═════ Data lines
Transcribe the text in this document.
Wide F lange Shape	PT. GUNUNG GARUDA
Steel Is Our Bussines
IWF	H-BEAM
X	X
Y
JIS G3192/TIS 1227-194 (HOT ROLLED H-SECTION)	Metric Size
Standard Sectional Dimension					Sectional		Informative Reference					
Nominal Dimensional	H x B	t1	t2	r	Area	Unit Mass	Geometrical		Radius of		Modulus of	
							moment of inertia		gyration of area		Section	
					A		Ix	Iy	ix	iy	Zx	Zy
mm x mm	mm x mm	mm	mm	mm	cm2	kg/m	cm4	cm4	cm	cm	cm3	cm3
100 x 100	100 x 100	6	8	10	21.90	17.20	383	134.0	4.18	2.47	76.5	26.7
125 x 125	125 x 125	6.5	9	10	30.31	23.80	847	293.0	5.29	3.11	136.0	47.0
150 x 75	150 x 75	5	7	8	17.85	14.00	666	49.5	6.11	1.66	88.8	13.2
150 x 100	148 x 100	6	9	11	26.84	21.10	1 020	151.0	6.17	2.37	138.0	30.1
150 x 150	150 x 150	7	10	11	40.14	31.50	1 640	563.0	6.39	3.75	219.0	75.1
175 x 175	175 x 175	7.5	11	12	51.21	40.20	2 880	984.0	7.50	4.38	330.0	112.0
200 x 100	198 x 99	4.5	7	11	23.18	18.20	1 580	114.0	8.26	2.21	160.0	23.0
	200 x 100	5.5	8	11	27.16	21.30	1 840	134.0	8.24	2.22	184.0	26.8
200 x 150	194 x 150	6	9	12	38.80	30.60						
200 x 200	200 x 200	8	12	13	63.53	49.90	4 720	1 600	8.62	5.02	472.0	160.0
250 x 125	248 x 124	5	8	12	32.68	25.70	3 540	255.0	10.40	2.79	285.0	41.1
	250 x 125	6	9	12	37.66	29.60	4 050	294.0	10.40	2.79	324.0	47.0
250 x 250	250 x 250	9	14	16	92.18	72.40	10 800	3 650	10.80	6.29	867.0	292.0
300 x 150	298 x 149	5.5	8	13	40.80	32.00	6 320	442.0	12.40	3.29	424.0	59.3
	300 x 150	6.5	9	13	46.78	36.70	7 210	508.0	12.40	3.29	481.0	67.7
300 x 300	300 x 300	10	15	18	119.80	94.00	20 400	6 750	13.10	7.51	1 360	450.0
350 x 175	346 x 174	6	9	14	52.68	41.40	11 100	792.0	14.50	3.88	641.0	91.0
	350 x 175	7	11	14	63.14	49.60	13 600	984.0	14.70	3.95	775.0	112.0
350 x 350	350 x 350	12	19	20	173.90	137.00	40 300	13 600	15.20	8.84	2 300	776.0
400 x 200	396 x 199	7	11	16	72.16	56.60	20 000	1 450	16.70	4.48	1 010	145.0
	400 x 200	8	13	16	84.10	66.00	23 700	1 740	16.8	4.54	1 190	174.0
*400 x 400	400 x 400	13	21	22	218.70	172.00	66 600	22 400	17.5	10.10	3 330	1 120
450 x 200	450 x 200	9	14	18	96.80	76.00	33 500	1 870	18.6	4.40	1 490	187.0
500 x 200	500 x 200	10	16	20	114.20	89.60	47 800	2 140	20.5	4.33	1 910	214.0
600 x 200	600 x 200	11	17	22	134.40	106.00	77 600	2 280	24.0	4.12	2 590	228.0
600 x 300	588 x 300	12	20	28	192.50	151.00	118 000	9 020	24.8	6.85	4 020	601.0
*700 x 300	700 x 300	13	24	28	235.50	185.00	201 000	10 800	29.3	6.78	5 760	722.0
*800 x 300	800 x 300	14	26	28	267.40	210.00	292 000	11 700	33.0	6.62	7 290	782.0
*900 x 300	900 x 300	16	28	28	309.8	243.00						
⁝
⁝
══════════
◆ Task brief
Your task is to retype all the records above with nothing left out.

◆ Solution to this exercise
Transcribe the text in this document.
Wide F lange Shape	PT. GUNUNG GARUDA
Steel Is Our Bussines
IWF	H-BEAM
X	X
Y
JIS G3192/TIS 1227-194 (HOT ROLLED H-SECTION)	Metric Size
Standard Sectional Dimension					Sectional		Informative Reference					
Nominal Dimensional	H x B	t1	t2	r	Area	Unit Mass	Geometrical		Radius of		Modulus of	
							moment of inertia		gyration of area		Section	
					A		Ix	Iy	ix	iy	Zx	Zy
mm x mm	mm x mm	mm	mm	mm	cm2	kg/m	cm4	cm4	cm	cm	cm3	cm3
100 x 100	100 x 100	6	8	10	21.90	17.20	383	134.0	4.18	2.47	76.5	26.7
125 x 125	125 x 125	6.5	9	10	30.31	23.80	847	293.0	5.29	3.11	136.0	47.0
150 x 75	150 x 75	5	7	8	17.85	14.00	666	49.5	6.11	1.66	88.8	13.2
150 x 100	148 x 100	6	9	11	26.84	21.10	1 020	151.0	6.17	2.37	138.0	30.1
150 x 150	150 x 150	7	10	11	40.14	31.50	1 640	563.0	6.39	3.75	219.0	75.1
175 x 175	175 x 175	7.5	11	12	51.21	40.20	2 880	984.0	7.50	4.38	330.0	112.0
200 x 100	198 x 99	4.5	7	11	23.18	18.20	1 580	114.0	8.26	2.21	160.0	23.0
	200 x 100	5.5	8	11	27.16	21.30	1 840	134.0	8.24	2.22	184.0	26.8
200 x 150	194 x 150	6	9	12	38.80	30.60						
200 x 200	200 x 200	8	12	13	63.53	49.90	4 720	1 600	8.62	5.02	472.0	160.0
250 x 125	248 x 124	5	8	12	32.68	25.70	3 540	255.0	10.40	2.79	285.0	41.1
	250 x 125	6	9	12	37.66	29.60	4 050	294.0	10.40	2.79	324.0	47.0
250 x 250	250 x 250	9	14	16	92.18	72.40	10 800	3 650	10.80	6.29	867.0	292.0
300 x 150	298 x 149	5.5	8	13	40.80	32.00	6 320	442.0	12.40	3.29	424.0	59.3
	300 x 150	6.5	9	13	46.78	36.70	7 210	508.0	12.40	3.29	481.0	67.7
300 x 300	300 x 300	10	15	18	119.80	94.00	20 400	6 750	13.10	7.51	1 360	450.0
350 x 175	346 x 174	6	9	14	52.68	41.40	11 100	792.0	14.50	3.88	641.0	91.0
	350 x 175	7	11	14	63.14	49.60	13 600	984.0	14.70	3.95	775.0	112.0
350 x 350	350 x 350	12	19	20	173.90	137.00	40 300	13 600	15.20	8.84	2 300	776.0
400 x 200	396 x 199	7	11	16	72.16	56.60	20 000	1 450	16.70	4.48	1 010	145.0
	400 x 200	8	13	16	84.10	66.00	23 700	1 740	16.8	4.54	1 190	174.0
*400 x 400	400 x 400	13	21	22	218.70	172.00	66 600	22 400	17.5	10.10	3 330	1 120
450 x 200	450 x 200	9	14	18	96.80	76.00	33 500	1 870	18.6	4.40	1 490	187.0
500 x 200	500 x 200	10	16	20	114.20	89.60	47 800	2 140	20.5	4.33	1 910	214.0
600 x 200	600 x 200	11	17	22	134.40	106.00	77 600	2 280	24.0	4.12	2 590	228.0
600 x 300	588 x 300	12	20	28	192.50	151.00	118 000	9 020	24.8	6.85	4 020	601.0
*700 x 300	700 x 300	13	24	28	235.50	185.00	201 000	10 800	29.3	6.78	5 760	722.0
*800 x 300	800 x 300	14	26	28	267.40	210.00	292 000	11 700	33.0	6.62	7 290	782.0
*900 x 300	900 x 300	16	28	28	309.8	243.00						
⁝
⁝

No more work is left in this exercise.